Records supplied —
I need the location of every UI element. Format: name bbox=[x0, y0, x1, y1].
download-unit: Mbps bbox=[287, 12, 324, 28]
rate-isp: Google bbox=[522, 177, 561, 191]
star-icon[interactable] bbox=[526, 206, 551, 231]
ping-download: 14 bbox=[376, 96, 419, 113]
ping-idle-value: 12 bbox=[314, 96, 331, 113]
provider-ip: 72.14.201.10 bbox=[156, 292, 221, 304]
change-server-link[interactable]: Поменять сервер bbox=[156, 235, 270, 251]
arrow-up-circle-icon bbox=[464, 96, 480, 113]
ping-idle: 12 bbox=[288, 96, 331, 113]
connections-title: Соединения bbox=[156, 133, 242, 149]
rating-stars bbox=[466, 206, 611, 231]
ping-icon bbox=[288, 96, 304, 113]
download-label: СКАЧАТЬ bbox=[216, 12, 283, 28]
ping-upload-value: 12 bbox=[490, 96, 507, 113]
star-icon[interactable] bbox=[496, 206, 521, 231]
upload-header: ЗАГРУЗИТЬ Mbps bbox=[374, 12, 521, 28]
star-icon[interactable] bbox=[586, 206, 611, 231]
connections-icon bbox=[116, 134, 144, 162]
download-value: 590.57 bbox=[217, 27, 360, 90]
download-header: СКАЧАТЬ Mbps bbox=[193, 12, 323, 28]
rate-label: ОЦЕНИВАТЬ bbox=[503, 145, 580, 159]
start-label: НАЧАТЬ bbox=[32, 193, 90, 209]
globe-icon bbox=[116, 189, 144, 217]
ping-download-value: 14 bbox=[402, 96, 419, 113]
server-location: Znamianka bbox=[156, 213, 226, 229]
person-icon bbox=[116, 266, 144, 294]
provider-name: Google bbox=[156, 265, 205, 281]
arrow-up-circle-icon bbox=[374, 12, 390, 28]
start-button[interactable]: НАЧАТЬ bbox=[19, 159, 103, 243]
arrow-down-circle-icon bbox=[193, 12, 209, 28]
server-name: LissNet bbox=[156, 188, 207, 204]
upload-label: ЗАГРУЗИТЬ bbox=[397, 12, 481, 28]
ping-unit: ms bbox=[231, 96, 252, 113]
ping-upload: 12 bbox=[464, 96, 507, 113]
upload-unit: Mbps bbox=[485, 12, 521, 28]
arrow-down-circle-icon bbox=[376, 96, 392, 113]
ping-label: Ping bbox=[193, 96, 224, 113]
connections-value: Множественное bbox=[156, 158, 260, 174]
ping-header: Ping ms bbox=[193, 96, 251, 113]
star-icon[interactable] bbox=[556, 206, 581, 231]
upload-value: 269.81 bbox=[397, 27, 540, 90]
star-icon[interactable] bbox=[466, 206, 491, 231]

Exercise — Render every item above, from the first one through the line containing "arrow-up-circle-icon bbox=[374, 12, 390, 28]", as a Markdown table with the columns Row and Entry. Skip blank lines and include no items after that line.

Worked solution —
| Row | Entry |
|---|---|
| 1 | I need the location of every UI element. Format: name bbox=[x0, y0, x1, y1]. |
| 2 | download-unit: Mbps bbox=[287, 12, 324, 28] |
| 3 | rate-isp: Google bbox=[522, 177, 561, 191] |
| 4 | star-icon[interactable] bbox=[526, 206, 551, 231] |
| 5 | ping-download: 14 bbox=[376, 96, 419, 113] |
| 6 | ping-idle-value: 12 bbox=[314, 96, 331, 113] |
| 7 | provider-ip: 72.14.201.10 bbox=[156, 292, 221, 304] |
| 8 | change-server-link[interactable]: Поменять сервер bbox=[156, 235, 270, 251] |
| 9 | arrow-up-circle-icon bbox=[464, 96, 480, 113] |
| 10 | ping-idle: 12 bbox=[288, 96, 331, 113] |
| 11 | connections-title: Соединения bbox=[156, 133, 242, 149] |
| 12 | rating-stars bbox=[466, 206, 611, 231] |
| 13 | ping-icon bbox=[288, 96, 304, 113] |
| 14 | download-label: СКАЧАТЬ bbox=[216, 12, 283, 28] |
| 15 | ping-upload-value: 12 bbox=[490, 96, 507, 113] |
| 16 | star-icon[interactable] bbox=[496, 206, 521, 231] |
| 17 | upload-header: ЗАГРУЗИТЬ Mbps bbox=[374, 12, 521, 28] |
| 18 | star-icon[interactable] bbox=[586, 206, 611, 231] |
| 19 | connections-icon bbox=[116, 134, 144, 162] |
| 20 | download-value: 590.57 bbox=[217, 27, 360, 90] |
| 21 | download-header: СКАЧАТЬ Mbps bbox=[193, 12, 323, 28] |
| 22 | rate-label: ОЦЕНИВАТЬ bbox=[503, 145, 580, 159] |
| 23 | start-label: НАЧАТЬ bbox=[32, 193, 90, 209] |
| 24 | globe-icon bbox=[116, 189, 144, 217] |
| 25 | ping-download-value: 14 bbox=[402, 96, 419, 113] |
| 26 | server-location: Znamianka bbox=[156, 213, 226, 229] |
| 27 | person-icon bbox=[116, 266, 144, 294] |
| 28 | provider-name: Google bbox=[156, 265, 205, 281] |
| 29 | arrow-up-circle-icon bbox=[374, 12, 390, 28] |